GOAL
Please write out the material that follows, exactly as it stands.

(Figure dataset records)
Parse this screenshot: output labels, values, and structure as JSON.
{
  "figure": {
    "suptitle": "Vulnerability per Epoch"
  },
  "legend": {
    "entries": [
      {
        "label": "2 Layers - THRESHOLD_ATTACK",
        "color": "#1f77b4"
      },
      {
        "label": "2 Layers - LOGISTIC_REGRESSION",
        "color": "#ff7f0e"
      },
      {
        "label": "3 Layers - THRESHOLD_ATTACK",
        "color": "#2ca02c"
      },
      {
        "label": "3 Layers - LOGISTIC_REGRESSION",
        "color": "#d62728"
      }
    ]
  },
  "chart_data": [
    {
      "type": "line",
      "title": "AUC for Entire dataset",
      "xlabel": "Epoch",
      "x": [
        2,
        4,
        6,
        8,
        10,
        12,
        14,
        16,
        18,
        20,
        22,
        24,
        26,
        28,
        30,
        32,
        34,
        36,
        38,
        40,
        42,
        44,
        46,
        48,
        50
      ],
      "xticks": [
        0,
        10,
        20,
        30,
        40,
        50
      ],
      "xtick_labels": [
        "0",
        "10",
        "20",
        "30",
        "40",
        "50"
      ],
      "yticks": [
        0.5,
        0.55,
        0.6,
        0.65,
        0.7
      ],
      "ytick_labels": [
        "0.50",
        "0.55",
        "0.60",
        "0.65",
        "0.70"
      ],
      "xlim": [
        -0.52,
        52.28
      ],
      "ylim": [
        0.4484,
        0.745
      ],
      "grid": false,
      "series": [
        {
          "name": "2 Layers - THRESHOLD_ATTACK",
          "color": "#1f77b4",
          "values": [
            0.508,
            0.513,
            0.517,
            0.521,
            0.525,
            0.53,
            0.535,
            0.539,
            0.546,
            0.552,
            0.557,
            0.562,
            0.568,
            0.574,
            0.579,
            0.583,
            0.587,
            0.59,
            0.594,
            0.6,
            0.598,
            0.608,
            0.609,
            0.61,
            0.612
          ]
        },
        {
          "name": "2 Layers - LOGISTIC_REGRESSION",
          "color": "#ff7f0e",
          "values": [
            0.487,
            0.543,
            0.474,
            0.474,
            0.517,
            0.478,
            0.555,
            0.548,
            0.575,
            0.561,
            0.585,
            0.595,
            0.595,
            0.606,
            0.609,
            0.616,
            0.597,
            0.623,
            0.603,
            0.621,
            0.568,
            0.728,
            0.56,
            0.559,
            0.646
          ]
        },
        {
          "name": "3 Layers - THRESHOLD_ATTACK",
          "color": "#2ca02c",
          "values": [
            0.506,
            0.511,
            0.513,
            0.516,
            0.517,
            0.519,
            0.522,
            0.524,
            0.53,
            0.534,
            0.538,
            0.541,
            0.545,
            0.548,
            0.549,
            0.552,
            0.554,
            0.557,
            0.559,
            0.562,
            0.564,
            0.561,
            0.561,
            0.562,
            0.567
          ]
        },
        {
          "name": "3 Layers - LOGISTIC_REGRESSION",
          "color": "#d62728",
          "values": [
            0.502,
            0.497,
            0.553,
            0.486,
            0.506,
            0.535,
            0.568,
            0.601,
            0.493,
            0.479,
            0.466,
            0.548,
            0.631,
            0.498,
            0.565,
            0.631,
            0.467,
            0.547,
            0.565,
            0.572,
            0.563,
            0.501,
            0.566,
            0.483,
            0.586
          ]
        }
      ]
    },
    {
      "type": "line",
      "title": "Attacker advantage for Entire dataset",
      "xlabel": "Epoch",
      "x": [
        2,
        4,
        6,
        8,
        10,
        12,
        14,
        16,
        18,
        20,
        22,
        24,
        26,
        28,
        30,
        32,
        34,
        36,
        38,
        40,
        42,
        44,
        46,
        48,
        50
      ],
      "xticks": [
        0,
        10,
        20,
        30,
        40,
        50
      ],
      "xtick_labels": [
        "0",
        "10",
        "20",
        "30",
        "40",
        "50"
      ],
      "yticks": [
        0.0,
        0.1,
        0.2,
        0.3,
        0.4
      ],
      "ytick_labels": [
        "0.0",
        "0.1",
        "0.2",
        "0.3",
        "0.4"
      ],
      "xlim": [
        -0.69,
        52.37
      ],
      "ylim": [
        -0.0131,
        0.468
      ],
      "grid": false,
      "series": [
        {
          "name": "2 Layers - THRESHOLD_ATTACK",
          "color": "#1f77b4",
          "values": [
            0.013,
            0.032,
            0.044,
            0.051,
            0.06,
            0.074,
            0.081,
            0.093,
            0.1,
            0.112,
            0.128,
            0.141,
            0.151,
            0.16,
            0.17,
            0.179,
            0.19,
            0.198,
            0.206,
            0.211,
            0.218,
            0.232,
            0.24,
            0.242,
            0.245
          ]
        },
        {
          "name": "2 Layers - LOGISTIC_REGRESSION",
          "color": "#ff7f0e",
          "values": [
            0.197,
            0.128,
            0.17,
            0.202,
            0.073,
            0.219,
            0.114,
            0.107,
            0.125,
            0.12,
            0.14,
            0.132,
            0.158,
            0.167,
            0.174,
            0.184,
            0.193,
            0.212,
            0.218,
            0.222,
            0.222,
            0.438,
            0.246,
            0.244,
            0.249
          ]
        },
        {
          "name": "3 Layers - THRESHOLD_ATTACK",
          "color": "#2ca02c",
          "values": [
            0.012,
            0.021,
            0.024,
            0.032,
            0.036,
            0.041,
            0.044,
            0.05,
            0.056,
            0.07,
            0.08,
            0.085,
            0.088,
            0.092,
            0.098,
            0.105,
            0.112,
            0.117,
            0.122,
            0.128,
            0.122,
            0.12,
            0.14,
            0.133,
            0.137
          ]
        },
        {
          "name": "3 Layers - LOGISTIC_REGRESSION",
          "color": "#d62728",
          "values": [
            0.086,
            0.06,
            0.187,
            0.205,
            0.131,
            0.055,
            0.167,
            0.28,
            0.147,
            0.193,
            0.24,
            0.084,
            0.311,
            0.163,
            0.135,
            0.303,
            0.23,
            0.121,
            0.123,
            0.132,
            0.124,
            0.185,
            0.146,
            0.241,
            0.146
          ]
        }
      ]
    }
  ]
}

FULL RESPONSE
Parse this screenshot: output labels, values, and structure as JSON.
{
  "figure": {
    "suptitle": "Vulnerability per Epoch"
  },
  "legend": {
    "entries": [
      {
        "label": "2 Layers - THRESHOLD_ATTACK",
        "color": "#1f77b4"
      },
      {
        "label": "2 Layers - LOGISTIC_REGRESSION",
        "color": "#ff7f0e"
      },
      {
        "label": "3 Layers - THRESHOLD_ATTACK",
        "color": "#2ca02c"
      },
      {
        "label": "3 Layers - LOGISTIC_REGRESSION",
        "color": "#d62728"
      }
    ]
  },
  "chart_data": [
    {
      "type": "line",
      "title": "AUC for Entire dataset",
      "xlabel": "Epoch",
      "x": [
        2,
        4,
        6,
        8,
        10,
        12,
        14,
        16,
        18,
        20,
        22,
        24,
        26,
        28,
        30,
        32,
        34,
        36,
        38,
        40,
        42,
        44,
        46,
        48,
        50
      ],
      "xticks": [
        0,
        10,
        20,
        30,
        40,
        50
      ],
      "xtick_labels": [
        "0",
        "10",
        "20",
        "30",
        "40",
        "50"
      ],
      "yticks": [
        0.5,
        0.55,
        0.6,
        0.65,
        0.7
      ],
      "ytick_labels": [
        "0.50",
        "0.55",
        "0.60",
        "0.65",
        "0.70"
      ],
      "xlim": [
        -0.52,
        52.28
      ],
      "ylim": [
        0.4484,
        0.745
      ],
      "grid": false,
      "series": [
        {
          "name": "2 Layers - THRESHOLD_ATTACK",
          "color": "#1f77b4",
          "values": [
            0.508,
            0.513,
            0.517,
            0.521,
            0.525,
            0.53,
            0.535,
            0.539,
            0.546,
            0.552,
            0.557,
            0.562,
            0.568,
            0.574,
            0.579,
            0.583,
            0.587,
            0.59,
            0.594,
            0.6,
            0.598,
            0.608,
            0.609,
            0.61,
            0.612
          ]
        },
        {
          "name": "2 Layers - LOGISTIC_REGRESSION",
          "color": "#ff7f0e",
          "values": [
            0.487,
            0.543,
            0.474,
            0.474,
            0.517,
            0.478,
            0.555,
            0.548,
            0.575,
            0.561,
            0.585,
            0.595,
            0.595,
            0.606,
            0.609,
            0.616,
            0.597,
            0.623,
            0.603,
            0.621,
            0.568,
            0.728,
            0.56,
            0.559,
            0.646
          ]
        },
        {
          "name": "3 Layers - THRESHOLD_ATTACK",
          "color": "#2ca02c",
          "values": [
            0.506,
            0.511,
            0.513,
            0.516,
            0.517,
            0.519,
            0.522,
            0.524,
            0.53,
            0.534,
            0.538,
            0.541,
            0.545,
            0.548,
            0.549,
            0.552,
            0.554,
            0.557,
            0.559,
            0.562,
            0.564,
            0.561,
            0.561,
            0.562,
            0.567
          ]
        },
        {
          "name": "3 Layers - LOGISTIC_REGRESSION",
          "color": "#d62728",
          "values": [
            0.502,
            0.497,
            0.553,
            0.486,
            0.506,
            0.535,
            0.568,
            0.601,
            0.493,
            0.479,
            0.466,
            0.548,
            0.631,
            0.498,
            0.565,
            0.631,
            0.467,
            0.547,
            0.565,
            0.572,
            0.563,
            0.501,
            0.566,
            0.483,
            0.586
          ]
        }
      ]
    },
    {
      "type": "line",
      "title": "Attacker advantage for Entire dataset",
      "xlabel": "Epoch",
      "x": [
        2,
        4,
        6,
        8,
        10,
        12,
        14,
        16,
        18,
        20,
        22,
        24,
        26,
        28,
        30,
        32,
        34,
        36,
        38,
        40,
        42,
        44,
        46,
        48,
        50
      ],
      "xticks": [
        0,
        10,
        20,
        30,
        40,
        50
      ],
      "xtick_labels": [
        "0",
        "10",
        "20",
        "30",
        "40",
        "50"
      ],
      "yticks": [
        0.0,
        0.1,
        0.2,
        0.3,
        0.4
      ],
      "ytick_labels": [
        "0.0",
        "0.1",
        "0.2",
        "0.3",
        "0.4"
      ],
      "xlim": [
        -0.69,
        52.37
      ],
      "ylim": [
        -0.0131,
        0.468
      ],
      "grid": false,
      "series": [
        {
          "name": "2 Layers - THRESHOLD_ATTACK",
          "color": "#1f77b4",
          "values": [
            0.013,
            0.032,
            0.044,
            0.051,
            0.06,
            0.074,
            0.081,
            0.093,
            0.1,
            0.112,
            0.128,
            0.141,
            0.151,
            0.16,
            0.17,
            0.179,
            0.19,
            0.198,
            0.206,
            0.211,
            0.218,
            0.232,
            0.24,
            0.242,
            0.245
          ]
        },
        {
          "name": "2 Layers - LOGISTIC_REGRESSION",
          "color": "#ff7f0e",
          "values": [
            0.197,
            0.128,
            0.17,
            0.202,
            0.073,
            0.219,
            0.114,
            0.107,
            0.125,
            0.12,
            0.14,
            0.132,
            0.158,
            0.167,
            0.174,
            0.184,
            0.193,
            0.212,
            0.218,
            0.222,
            0.222,
            0.438,
            0.246,
            0.244,
            0.249
          ]
        },
        {
          "name": "3 Layers - THRESHOLD_ATTACK",
          "color": "#2ca02c",
          "values": [
            0.012,
            0.021,
            0.024,
            0.032,
            0.036,
            0.041,
            0.044,
            0.05,
            0.056,
            0.07,
            0.08,
            0.085,
            0.088,
            0.092,
            0.098,
            0.105,
            0.112,
            0.117,
            0.122,
            0.128,
            0.122,
            0.12,
            0.14,
            0.133,
            0.137
          ]
        },
        {
          "name": "3 Layers - LOGISTIC_REGRESSION",
          "color": "#d62728",
          "values": [
            0.086,
            0.06,
            0.187,
            0.205,
            0.131,
            0.055,
            0.167,
            0.28,
            0.147,
            0.193,
            0.24,
            0.084,
            0.311,
            0.163,
            0.135,
            0.303,
            0.23,
            0.121,
            0.123,
            0.132,
            0.124,
            0.185,
            0.146,
            0.241,
            0.146
          ]
        }
      ]
    }
  ]
}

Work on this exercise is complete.